= Exercise brief =
Wherever a line in the data below holds "down", copy that line.

--- Begin Material provided ---

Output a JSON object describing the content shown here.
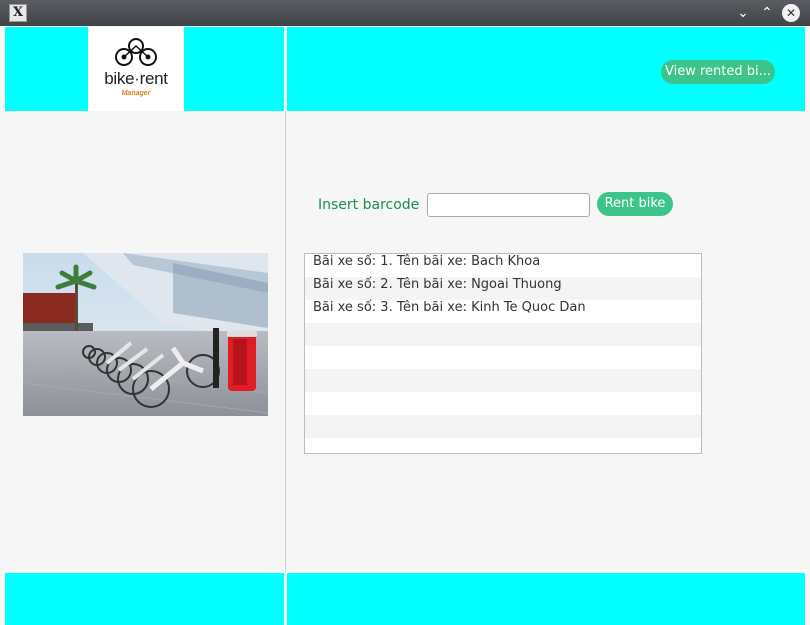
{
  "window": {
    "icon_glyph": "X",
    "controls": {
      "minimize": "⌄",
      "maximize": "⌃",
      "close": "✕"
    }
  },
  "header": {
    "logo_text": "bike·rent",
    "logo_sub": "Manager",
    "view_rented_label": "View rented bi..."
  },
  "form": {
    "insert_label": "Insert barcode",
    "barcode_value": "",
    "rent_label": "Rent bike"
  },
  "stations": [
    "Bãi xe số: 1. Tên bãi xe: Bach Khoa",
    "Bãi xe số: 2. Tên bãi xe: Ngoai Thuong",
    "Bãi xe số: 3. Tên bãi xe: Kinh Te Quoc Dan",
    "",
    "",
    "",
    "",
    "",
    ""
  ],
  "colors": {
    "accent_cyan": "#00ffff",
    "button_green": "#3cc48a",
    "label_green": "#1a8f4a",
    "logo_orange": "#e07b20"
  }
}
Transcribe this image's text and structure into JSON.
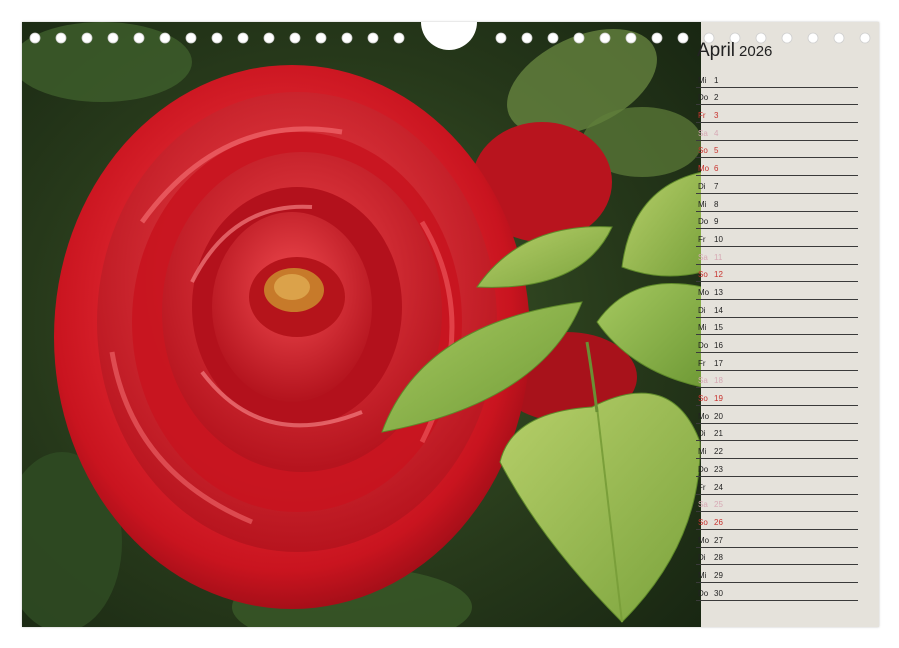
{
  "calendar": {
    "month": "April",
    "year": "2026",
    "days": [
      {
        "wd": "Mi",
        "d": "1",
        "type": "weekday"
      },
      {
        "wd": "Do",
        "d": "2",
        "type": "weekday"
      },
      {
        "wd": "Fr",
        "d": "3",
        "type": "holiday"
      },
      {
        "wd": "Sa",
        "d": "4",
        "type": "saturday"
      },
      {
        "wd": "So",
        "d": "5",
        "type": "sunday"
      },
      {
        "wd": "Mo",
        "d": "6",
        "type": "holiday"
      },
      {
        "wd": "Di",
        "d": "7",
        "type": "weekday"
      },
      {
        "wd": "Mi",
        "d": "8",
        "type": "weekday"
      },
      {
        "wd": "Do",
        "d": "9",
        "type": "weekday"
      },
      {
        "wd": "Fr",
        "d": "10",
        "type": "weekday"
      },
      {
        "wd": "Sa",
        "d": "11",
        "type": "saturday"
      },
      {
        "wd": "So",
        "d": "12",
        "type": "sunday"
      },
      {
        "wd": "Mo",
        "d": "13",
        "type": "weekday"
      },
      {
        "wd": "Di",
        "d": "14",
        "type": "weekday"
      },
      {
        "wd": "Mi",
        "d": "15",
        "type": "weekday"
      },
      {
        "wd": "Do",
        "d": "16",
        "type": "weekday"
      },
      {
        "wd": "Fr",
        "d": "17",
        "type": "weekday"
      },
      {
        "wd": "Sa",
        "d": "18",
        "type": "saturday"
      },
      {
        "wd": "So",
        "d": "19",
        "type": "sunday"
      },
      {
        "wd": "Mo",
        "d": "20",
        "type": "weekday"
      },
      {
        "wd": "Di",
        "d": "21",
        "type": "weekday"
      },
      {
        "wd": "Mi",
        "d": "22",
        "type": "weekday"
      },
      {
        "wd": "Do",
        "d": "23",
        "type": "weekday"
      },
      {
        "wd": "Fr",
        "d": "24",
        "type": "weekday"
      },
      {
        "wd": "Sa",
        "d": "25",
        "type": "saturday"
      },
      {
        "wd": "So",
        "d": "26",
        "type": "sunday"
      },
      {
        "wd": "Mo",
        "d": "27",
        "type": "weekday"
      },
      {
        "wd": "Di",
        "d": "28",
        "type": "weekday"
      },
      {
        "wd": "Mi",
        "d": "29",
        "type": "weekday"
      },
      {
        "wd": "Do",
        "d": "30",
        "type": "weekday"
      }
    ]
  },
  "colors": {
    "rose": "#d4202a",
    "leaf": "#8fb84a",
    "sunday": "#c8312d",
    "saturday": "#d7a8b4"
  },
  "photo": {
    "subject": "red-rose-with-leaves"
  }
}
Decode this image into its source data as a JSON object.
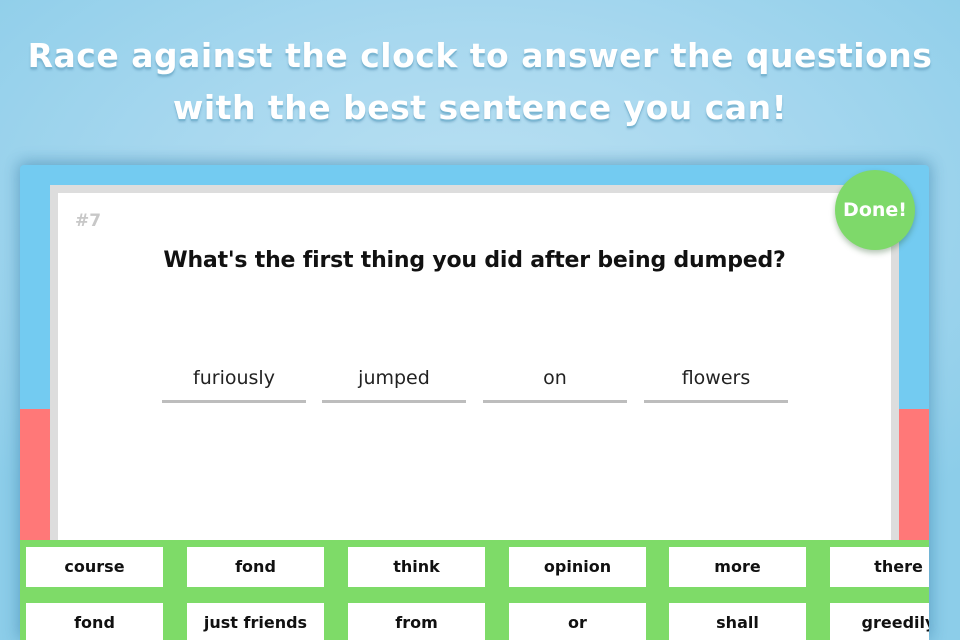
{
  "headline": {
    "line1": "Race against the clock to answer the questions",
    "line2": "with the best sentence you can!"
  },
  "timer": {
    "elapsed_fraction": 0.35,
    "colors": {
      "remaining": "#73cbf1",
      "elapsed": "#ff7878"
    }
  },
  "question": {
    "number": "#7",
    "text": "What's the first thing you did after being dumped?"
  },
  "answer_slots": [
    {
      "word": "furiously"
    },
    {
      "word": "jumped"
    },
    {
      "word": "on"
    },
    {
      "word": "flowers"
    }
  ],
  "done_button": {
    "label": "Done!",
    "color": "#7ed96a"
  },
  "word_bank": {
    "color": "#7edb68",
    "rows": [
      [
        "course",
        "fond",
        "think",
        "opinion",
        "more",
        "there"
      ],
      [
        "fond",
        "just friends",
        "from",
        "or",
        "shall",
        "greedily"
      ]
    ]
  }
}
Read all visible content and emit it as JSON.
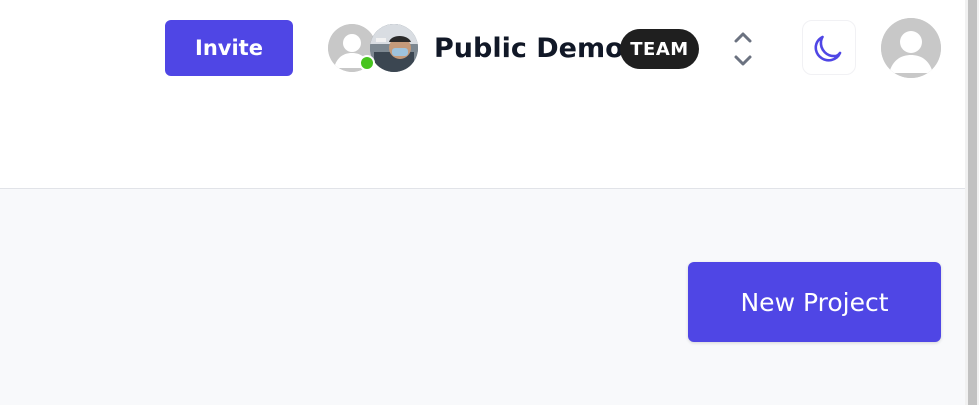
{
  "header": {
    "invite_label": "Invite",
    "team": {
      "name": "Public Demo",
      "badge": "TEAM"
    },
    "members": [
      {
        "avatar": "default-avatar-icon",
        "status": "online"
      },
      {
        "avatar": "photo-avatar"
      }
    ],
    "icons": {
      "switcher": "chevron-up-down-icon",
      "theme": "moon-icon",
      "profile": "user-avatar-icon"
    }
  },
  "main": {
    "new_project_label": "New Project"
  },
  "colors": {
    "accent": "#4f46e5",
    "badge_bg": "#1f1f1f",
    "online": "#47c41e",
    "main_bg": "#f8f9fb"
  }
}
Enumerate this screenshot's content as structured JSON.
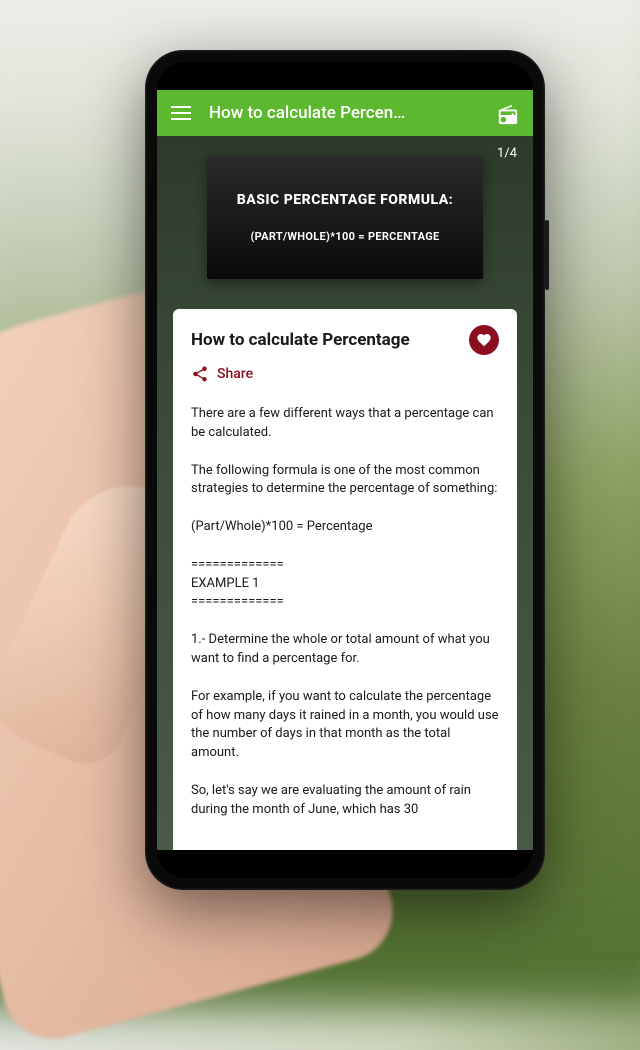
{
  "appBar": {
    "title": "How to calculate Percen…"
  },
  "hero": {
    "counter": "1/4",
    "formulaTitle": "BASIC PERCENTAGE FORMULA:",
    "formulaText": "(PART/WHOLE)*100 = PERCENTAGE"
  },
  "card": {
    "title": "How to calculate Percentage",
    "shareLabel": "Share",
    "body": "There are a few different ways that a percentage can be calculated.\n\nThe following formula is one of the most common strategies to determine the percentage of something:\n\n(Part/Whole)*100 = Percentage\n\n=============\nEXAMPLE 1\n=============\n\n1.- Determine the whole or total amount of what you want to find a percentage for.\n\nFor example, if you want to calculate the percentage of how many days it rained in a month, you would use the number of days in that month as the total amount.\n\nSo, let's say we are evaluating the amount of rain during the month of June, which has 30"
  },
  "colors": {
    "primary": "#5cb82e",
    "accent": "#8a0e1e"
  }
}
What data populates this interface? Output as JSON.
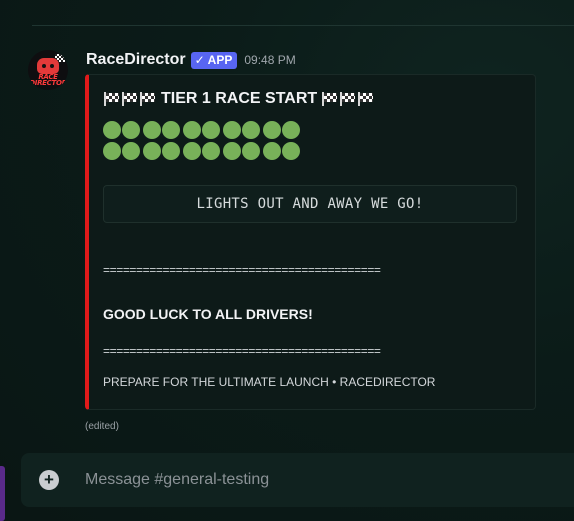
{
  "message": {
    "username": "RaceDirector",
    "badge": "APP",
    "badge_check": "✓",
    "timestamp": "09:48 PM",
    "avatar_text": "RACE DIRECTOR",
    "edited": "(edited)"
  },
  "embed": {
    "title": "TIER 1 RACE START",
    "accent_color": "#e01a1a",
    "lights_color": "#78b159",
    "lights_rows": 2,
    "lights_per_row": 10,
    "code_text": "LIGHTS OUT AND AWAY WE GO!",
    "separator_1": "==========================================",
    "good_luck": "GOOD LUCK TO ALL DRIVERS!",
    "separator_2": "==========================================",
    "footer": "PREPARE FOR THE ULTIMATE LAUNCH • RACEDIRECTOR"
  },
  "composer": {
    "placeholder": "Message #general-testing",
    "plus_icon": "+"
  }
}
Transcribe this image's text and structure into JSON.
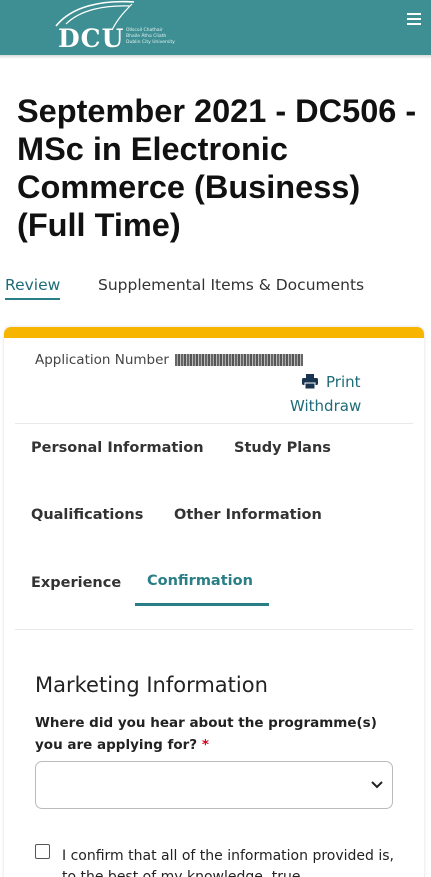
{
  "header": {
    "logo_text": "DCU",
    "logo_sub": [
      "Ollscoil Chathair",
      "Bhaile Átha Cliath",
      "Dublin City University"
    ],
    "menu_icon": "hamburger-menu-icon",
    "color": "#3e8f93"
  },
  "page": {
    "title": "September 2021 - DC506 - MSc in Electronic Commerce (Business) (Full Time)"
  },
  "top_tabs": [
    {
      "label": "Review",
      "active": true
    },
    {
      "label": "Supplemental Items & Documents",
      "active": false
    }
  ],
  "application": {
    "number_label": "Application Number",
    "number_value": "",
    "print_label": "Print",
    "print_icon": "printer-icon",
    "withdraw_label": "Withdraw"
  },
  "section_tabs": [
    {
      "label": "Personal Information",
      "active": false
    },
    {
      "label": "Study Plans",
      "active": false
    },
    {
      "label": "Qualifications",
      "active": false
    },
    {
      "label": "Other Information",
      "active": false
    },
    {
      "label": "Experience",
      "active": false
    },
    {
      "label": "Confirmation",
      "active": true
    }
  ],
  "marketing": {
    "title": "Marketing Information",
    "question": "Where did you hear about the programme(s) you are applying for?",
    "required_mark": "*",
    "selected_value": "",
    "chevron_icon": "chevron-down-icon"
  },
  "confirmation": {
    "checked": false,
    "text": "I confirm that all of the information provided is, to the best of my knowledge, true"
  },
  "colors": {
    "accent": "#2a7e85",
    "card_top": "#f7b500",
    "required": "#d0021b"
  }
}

--- End Material provided ---

= Response =
      "switcher": "chevron-up-down-icon",
    "chevron_icon": "chevron-down-icon"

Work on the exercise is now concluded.